» **Exercise passage**:
The problem is that the above argument would seem to apply equally well to a pair of Rindler observers in Minkowski spacetime! The worldlines of observers at rest in Rindler coordinates are orbits of a timelike Killing vector field, so two successive light pulses from a Rindler observer at ##z_1## in Rindler coordinates to a second observer at ##z_2 > z_1## should be parallel, and so should the worldlines of the observers themselves. So we should have a parallelogram in the same sense, but with two opposite sides unequal--which should imply that Minkowski spacetime must be curved!

So the question is: how do we reconcile these apparently contradictory statements?

We reconcile them by noticing that one of your statements is erroneous, namely:

This is impossible in a flat spacetime.

It's impossible to have a parallelogram in flat space for which all four edges are geodesics and two opposite sides have unequal lengths. However, the 'parallelograms' you are talking about - in both the Schwarzschild and Rindler geometries - do not have all four edges being geodesics: two of the edges are paths traced out by accelerated observers. Such a 'parallelogram' can have opposite edges with unequal lengths in either flat or curved spacetime. Indeed, you have just observed this.

So, there's no contradiction.
 
  • #97
This may have already been said or I may misunderstand the problem, but here is an analogy from geometry. Two lines, in the plane, that start orthogonally from another line will remain the same distance apart (they are parallel) because the plane is flat. On the other hand two meridians starting orthogonally at the equator will converge and eventually intersect because the sphere has curvature. So one my use this as way of checking if there is curvature. But if the base line is not a geodesic it can be misleading. Two radii, in the plane, starting from a circle (towards the centre) are orthogonal to the circle and will converge, but that doesn't imply non-zero curvature.
 
  • #98
MikeGomez said:
And there would be no gravity in that case, correct?

There would be no spacetime curvature. Whether that means no "gravity" depends on what you mean by "gravity".
 
  • #99
MikeGomez said:
the numerical equality of inertial and gravitational mass must be traced to an equality of essence. It is well known that the principle of equivalence accomplishes just that

Yes, but this "equality of essence" still doesn't explain tidal gravity, i.e., spacetime curvature. It explains why all objects moving solely under gravity follow the same geodesics, but it doesn't explain why the geodesics are what they are. The spacetime curvature is what "cannot be transformed away"; but that fact doesn't affect the EP, it's just a separate aspect that needs to be explained in addition to the EP.

» **Supplied records**:
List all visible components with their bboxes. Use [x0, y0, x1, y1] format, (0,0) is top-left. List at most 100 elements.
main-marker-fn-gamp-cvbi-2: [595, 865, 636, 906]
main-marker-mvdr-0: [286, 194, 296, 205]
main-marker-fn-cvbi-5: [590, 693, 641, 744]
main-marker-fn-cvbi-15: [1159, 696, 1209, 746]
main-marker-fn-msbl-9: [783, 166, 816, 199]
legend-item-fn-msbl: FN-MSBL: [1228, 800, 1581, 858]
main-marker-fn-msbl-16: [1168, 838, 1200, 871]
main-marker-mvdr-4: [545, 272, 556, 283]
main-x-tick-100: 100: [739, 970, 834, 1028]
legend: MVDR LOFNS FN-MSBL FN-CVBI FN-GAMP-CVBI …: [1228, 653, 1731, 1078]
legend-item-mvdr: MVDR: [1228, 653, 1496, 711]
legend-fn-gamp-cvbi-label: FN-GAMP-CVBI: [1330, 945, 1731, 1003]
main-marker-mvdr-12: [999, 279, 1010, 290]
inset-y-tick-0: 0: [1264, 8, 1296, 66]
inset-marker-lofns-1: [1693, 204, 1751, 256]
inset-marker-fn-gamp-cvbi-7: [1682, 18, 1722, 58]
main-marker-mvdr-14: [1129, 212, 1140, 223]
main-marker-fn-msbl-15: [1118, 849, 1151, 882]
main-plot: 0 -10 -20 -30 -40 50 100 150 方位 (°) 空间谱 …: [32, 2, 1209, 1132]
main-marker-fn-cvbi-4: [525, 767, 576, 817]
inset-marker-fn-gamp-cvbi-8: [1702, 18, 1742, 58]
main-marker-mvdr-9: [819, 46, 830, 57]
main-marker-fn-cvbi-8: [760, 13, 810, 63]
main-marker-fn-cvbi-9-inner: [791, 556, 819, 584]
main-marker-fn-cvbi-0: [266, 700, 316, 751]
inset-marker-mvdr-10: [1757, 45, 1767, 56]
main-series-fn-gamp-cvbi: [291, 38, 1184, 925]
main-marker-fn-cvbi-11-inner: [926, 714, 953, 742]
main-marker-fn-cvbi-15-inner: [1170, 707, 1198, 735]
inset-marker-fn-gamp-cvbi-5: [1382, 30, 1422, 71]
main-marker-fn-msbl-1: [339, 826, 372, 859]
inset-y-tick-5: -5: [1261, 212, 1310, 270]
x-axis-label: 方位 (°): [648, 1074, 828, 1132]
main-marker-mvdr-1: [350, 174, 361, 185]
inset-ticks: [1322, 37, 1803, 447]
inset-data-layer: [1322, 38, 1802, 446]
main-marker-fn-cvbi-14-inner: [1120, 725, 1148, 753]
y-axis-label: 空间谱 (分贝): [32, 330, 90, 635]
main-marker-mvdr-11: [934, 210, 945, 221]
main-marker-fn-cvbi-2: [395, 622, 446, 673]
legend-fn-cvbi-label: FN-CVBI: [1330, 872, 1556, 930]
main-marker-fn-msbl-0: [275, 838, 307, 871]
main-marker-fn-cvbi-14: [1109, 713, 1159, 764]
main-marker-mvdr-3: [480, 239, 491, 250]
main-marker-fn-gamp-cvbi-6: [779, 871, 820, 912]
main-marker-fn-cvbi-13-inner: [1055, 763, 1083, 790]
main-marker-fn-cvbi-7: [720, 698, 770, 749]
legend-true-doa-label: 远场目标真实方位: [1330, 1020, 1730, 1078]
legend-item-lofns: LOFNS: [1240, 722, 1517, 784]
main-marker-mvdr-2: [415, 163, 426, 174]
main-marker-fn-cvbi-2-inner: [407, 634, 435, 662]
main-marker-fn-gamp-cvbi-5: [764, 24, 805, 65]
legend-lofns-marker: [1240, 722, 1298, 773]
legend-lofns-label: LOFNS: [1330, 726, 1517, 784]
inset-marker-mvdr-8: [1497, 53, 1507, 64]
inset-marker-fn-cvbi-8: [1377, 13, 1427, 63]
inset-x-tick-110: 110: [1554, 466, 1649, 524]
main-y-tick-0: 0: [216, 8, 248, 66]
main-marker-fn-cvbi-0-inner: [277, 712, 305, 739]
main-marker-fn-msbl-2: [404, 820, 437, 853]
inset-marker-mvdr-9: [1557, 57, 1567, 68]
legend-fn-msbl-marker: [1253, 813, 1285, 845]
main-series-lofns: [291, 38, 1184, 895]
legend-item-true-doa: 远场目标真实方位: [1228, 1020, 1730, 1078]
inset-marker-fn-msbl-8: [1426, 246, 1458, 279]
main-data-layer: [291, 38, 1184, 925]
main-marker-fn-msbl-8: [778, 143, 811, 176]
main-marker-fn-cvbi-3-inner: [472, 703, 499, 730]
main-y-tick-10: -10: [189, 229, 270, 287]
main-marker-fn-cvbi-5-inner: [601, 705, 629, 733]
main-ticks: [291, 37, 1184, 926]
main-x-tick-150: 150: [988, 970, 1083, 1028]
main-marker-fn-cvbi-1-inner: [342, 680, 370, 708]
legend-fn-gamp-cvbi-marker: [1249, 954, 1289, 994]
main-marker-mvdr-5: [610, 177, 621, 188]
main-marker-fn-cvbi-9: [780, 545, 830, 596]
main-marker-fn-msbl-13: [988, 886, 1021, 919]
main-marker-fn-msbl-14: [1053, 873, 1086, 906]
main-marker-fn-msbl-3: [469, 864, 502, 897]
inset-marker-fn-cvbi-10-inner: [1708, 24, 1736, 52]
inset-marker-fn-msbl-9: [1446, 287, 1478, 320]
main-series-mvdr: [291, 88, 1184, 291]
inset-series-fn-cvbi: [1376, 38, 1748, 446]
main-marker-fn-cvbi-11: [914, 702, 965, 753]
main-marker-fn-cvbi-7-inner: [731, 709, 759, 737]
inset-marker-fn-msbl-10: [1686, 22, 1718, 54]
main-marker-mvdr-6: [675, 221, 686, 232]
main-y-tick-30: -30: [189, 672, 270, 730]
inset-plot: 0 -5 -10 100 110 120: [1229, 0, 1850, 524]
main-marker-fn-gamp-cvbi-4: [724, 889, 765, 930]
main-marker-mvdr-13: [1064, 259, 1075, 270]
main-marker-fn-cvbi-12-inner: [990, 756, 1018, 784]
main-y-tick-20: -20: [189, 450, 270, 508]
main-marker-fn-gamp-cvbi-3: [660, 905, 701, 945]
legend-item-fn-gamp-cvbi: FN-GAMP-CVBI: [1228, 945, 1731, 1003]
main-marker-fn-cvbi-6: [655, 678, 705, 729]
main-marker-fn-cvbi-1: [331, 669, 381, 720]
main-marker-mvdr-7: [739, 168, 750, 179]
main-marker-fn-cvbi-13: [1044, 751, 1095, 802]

» **Work item A**:
In the spacetime curvature discussion, what are two of the edges of the "parallelograms" in both the Schwarzschild and Rindler geometries?
» **Work item B**:
Reproduce word for word the part of the spacetime curvature discussion between "We reconcile them" and "there's no contradiction.", inclusive.
» **Work item C**:
Continue the spacetime curvature discussion from where it stops.
The material comes from a separate source unrelated to the spacetime curvature discussion.

» **Task response A**:
They are paths traced out by accelerated observers.

» **Task response B**:
We reconcile them by noticing that one of your statements is erroneous, namely:

This is impossible in a flat spacetime.

It's impossible to have a parallelogram in flat space for which all four edges are geodesics and two opposite sides have unequal lengths. However, the 'parallelograms' you are talking about - in both the Schwarzschild and Rindler geometries - do not have all four edges being geodesics: two of the edges are paths traced out by accelerated observers. Such a 'parallelogram' can have opposite edges with unequal lengths in either flat or curved spacetime. Indeed, you have just observed this.

So, there's no contradiction.

» **Task response C**:
 
  • #100
stevendaryl said:
how do we know that quadrilateral ##Q_{1243}## is a parallelogram? In the case of Rindler spacetime, it clearly is not--it's a trapezoid. So what's the argument that it should be a parallelogram in the Schwarzschild spacetime case?

I'm not sure, because I'm not sure how to rigorously define "parallel" in a curved spacetime. In fact I'm not even sure that the definition in flat spacetime, under which the figure ##Q_{1243}## is a trapezoid, is unique. Schild's argument, at least as it's presented in MTW, appears to be using the timelike KVF of the spacetime to define "parallel", but in flat Minkowski spacetime there are two sets of timelike KVFs (roughly the inertial and Rindler ones) which give different answers (and the Schwarzschild KVF corresponds to the Rindler one, since observers following its orbits have nonzero proper acceleration).

john baez said:
the 'parallelograms' you are talking about - in both the Schwarzschild and Rindler geometries - do not have all four edges being geodesics

@DrGreg brought up this objection early in the thread, and my suggestion to address it was to switch to a slightly different scenario where all four sides are geodesics. I described this variant in post #3; as far as I can see, the two timelike geodesic sides are still of unequal length. The question would be, do they still count as "parallel"? As I noted in response to @stevendaryl above, I don't know what definition of "parallel" is the right one to use in this context. I'm not even clear about this for the non-geodesic sides that appear in Schild's argument.